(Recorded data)
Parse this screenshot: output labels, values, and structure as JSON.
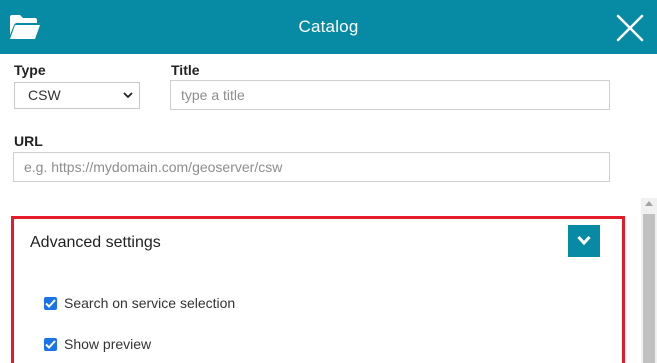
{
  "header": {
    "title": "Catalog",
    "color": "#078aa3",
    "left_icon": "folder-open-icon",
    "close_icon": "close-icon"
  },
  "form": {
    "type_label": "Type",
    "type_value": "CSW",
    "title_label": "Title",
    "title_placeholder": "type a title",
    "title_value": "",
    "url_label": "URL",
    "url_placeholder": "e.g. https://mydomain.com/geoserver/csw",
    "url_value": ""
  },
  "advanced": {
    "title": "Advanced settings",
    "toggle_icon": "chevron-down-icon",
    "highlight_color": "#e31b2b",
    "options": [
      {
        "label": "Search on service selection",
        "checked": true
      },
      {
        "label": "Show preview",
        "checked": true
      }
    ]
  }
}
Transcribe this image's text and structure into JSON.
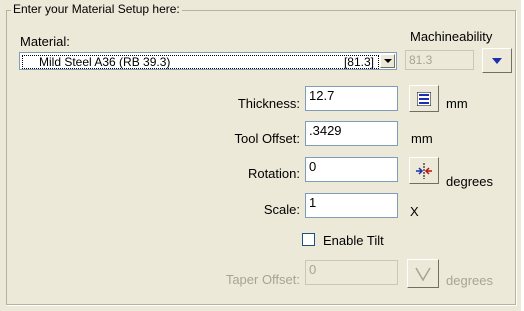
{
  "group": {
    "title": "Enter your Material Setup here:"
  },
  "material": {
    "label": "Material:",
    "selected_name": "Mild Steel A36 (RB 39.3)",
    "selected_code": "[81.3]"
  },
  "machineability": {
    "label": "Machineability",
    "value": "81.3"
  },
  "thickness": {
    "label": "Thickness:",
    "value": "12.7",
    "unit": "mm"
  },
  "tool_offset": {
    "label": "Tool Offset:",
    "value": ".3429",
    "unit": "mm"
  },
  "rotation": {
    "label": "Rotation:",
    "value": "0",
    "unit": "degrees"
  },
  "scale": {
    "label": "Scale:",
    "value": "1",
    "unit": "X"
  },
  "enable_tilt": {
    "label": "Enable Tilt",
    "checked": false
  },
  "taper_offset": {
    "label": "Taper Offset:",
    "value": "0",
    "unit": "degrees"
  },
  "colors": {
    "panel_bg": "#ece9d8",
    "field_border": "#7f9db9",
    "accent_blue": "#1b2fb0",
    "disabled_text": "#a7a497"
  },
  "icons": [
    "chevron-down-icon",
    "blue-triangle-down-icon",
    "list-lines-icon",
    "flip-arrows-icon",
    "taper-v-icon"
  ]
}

■ Task:
Reproduce every entry word for word, but omit the pictures.

■ Answer to the exercise:
Parse this screenshot: output labels, values, and structure as JSON.
{
  "header": {
    "title": "Catalog",
    "color": "#078aa3",
    "left_icon": "folder-open-icon",
    "close_icon": "close-icon"
  },
  "form": {
    "type_label": "Type",
    "type_value": "CSW",
    "title_label": "Title",
    "title_placeholder": "type a title",
    "title_value": "",
    "url_label": "URL",
    "url_placeholder": "e.g. https://mydomain.com/geoserver/csw",
    "url_value": ""
  },
  "advanced": {
    "title": "Advanced settings",
    "toggle_icon": "chevron-down-icon",
    "highlight_color": "#e31b2b",
    "options": [
      {
        "label": "Search on service selection",
        "checked": true
      },
      {
        "label": "Show preview",
        "checked": true
      }
    ]
  }
}
Transcribe this image's text and structure into JSON.
{
  "group": {
    "title": "Enter your Material Setup here:"
  },
  "material": {
    "label": "Material:",
    "selected_name": "Mild Steel A36 (RB 39.3)",
    "selected_code": "[81.3]"
  },
  "machineability": {
    "label": "Machineability",
    "value": "81.3"
  },
  "thickness": {
    "label": "Thickness:",
    "value": "12.7",
    "unit": "mm"
  },
  "tool_offset": {
    "label": "Tool Offset:",
    "value": ".3429",
    "unit": "mm"
  },
  "rotation": {
    "label": "Rotation:",
    "value": "0",
    "unit": "degrees"
  },
  "scale": {
    "label": "Scale:",
    "value": "1",
    "unit": "X"
  },
  "enable_tilt": {
    "label": "Enable Tilt",
    "checked": false
  },
  "taper_offset": {
    "label": "Taper Offset:",
    "value": "0",
    "unit": "degrees"
  },
  "colors": {
    "panel_bg": "#ece9d8",
    "field_border": "#7f9db9",
    "accent_blue": "#1b2fb0",
    "disabled_text": "#a7a497"
  },
  "icons": [
    "chevron-down-icon",
    "blue-triangle-down-icon",
    "list-lines-icon",
    "flip-arrows-icon",
    "taper-v-icon"
  ]
}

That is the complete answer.